Segment Start: Document section

Although the income-depressing effects on government and corporate earnings of the low oil prices are well-known and increasingly provisioned through varieties of interventionist programs to activate other sectors. However, we must know that ignoring, the upstream oil sector in these plans can only make matters worse.
The negative impact on governments income and many corporates with their economic activities embedded in the upstream oil sector’s value chain will, albeit at varying degrees, affect their capacity to repay their obligation to banks. In the same vein, the dilemma of our dangerous dependency on crude oil export for foreign exchange and our huge import dependency and appetite will naturally put pressure on both the exchange rate as well as the supply of foreign exchange.
The adjustments that will ensue will result in spikes on the cost of doing business. Many businesses will close shop as a consequence. These effects will aggravate the size of non-performing loans of the banking sectors. The severity of all of these potential consequences will depend on the extent to which the government’s fiscal interventions facilitate the revamp in the oil and gas sector as well as these other non-oil sectors.

Segment End: Document section
Segment Start: Supplied data

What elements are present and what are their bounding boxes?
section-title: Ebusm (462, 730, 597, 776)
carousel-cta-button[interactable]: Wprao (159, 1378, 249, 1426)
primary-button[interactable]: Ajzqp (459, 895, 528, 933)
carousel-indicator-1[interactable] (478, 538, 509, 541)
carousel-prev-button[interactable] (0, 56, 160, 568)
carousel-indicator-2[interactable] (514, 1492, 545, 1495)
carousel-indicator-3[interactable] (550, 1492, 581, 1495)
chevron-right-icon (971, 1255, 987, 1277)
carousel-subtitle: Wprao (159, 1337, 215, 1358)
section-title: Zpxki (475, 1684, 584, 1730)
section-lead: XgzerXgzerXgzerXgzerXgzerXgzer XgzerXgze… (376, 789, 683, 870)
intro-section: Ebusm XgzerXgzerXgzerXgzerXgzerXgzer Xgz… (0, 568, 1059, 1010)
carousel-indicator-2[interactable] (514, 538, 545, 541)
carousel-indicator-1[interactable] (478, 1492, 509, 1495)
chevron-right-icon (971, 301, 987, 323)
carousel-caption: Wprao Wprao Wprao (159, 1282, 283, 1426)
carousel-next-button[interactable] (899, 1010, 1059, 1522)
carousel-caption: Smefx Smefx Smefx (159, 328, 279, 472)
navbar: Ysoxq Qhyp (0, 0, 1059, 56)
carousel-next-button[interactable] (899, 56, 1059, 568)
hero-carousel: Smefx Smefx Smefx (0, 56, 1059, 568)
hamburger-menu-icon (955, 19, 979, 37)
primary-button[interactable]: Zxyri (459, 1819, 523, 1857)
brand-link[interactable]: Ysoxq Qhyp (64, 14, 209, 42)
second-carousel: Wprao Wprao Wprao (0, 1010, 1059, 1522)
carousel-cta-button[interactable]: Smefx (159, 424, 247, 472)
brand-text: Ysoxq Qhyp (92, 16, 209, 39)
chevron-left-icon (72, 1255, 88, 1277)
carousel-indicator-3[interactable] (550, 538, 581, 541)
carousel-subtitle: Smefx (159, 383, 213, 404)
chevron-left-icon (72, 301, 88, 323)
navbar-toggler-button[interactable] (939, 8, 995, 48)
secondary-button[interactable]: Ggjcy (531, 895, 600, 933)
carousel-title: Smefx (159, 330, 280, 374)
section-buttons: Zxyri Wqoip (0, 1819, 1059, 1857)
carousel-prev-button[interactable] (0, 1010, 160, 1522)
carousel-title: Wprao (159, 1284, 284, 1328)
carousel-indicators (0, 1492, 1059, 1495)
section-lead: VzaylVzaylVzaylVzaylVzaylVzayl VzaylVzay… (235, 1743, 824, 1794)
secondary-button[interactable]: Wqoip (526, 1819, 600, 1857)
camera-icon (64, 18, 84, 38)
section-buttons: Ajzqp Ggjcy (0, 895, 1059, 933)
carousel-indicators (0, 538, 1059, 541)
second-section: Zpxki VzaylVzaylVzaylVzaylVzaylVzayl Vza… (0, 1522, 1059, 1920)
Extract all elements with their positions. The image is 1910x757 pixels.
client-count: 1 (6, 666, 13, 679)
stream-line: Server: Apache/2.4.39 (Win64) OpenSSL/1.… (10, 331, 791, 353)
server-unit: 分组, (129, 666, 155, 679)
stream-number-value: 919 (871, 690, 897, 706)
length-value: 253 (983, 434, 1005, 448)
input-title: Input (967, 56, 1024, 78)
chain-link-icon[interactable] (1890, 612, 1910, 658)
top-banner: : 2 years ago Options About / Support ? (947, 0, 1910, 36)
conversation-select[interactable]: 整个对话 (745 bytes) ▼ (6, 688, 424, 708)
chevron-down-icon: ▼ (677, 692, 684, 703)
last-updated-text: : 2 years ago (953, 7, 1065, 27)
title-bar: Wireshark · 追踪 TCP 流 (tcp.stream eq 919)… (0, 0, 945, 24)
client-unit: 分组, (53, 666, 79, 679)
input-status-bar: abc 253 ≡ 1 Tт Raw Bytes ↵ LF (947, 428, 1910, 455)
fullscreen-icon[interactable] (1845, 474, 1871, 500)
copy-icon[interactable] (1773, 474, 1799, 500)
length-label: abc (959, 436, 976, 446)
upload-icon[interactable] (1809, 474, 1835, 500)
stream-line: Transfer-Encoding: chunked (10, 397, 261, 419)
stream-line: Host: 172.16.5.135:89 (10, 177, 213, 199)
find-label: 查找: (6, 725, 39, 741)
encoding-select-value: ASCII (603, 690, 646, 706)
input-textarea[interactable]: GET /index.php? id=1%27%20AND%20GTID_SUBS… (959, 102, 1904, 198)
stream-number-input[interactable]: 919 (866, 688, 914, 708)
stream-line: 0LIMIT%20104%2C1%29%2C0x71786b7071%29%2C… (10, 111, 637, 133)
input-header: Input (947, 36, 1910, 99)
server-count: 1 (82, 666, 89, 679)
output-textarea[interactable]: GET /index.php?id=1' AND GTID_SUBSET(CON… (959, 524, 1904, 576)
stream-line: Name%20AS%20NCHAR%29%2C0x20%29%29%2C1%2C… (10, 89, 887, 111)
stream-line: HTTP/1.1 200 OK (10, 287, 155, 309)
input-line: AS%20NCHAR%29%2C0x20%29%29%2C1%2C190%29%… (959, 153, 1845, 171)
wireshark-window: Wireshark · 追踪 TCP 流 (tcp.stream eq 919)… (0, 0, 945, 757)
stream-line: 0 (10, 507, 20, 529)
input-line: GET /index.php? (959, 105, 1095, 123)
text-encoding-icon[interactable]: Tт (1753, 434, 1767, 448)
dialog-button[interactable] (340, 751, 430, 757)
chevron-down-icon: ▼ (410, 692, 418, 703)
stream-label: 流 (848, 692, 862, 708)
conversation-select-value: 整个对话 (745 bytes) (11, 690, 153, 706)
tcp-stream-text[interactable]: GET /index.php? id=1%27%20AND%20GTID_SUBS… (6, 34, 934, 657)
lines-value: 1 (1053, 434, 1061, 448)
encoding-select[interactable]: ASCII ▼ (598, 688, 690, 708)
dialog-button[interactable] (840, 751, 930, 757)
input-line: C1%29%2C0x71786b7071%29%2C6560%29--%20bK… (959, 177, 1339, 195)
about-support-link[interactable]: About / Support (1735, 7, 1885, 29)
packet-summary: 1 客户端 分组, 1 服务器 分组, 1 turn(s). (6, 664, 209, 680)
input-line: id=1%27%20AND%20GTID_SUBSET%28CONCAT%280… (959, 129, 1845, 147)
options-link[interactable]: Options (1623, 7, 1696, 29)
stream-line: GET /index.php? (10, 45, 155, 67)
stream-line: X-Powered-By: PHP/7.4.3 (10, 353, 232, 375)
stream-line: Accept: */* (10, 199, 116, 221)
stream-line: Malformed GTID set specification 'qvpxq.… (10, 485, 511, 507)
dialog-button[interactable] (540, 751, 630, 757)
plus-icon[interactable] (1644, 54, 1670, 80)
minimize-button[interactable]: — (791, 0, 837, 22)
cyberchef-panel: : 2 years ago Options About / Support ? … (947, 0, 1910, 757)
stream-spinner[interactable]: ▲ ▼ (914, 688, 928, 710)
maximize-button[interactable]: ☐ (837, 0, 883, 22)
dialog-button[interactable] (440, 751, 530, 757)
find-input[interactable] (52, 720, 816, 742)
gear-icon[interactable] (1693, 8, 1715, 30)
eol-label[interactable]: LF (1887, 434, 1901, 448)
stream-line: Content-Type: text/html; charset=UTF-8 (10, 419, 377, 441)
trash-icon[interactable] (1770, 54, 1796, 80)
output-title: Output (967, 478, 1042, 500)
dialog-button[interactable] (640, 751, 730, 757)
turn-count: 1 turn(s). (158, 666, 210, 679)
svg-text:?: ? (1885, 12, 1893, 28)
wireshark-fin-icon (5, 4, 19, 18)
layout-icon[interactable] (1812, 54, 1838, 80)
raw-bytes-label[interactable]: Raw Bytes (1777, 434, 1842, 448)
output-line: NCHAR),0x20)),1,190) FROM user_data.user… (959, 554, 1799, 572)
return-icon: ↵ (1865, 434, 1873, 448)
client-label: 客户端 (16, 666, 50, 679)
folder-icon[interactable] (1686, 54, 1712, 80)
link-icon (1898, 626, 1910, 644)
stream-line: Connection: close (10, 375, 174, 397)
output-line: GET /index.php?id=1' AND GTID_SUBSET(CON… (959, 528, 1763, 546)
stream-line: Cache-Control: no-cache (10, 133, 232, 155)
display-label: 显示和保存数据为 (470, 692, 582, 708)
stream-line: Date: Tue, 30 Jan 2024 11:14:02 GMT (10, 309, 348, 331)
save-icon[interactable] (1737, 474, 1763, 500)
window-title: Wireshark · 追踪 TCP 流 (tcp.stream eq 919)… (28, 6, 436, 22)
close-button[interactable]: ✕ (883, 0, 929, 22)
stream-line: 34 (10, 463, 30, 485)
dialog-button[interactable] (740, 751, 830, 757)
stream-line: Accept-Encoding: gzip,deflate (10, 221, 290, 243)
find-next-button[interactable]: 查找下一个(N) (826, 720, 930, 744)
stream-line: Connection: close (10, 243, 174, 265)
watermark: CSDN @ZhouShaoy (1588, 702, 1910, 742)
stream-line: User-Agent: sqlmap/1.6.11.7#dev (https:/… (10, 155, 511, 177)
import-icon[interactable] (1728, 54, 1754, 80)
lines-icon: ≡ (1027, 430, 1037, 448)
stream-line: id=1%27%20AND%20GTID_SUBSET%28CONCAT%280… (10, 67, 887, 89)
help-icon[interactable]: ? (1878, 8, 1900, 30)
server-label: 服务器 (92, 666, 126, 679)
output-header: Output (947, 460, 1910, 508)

Segment End: Supplied data

§ Exercise: In the text on low oil prices, on what does the severity of the potential consequences depend?

§ Answer for this exercise: It depends on the extent to which the government's fiscal interventions facilitate the revamp in the oil and gas sector as well as the other non-oil sectors.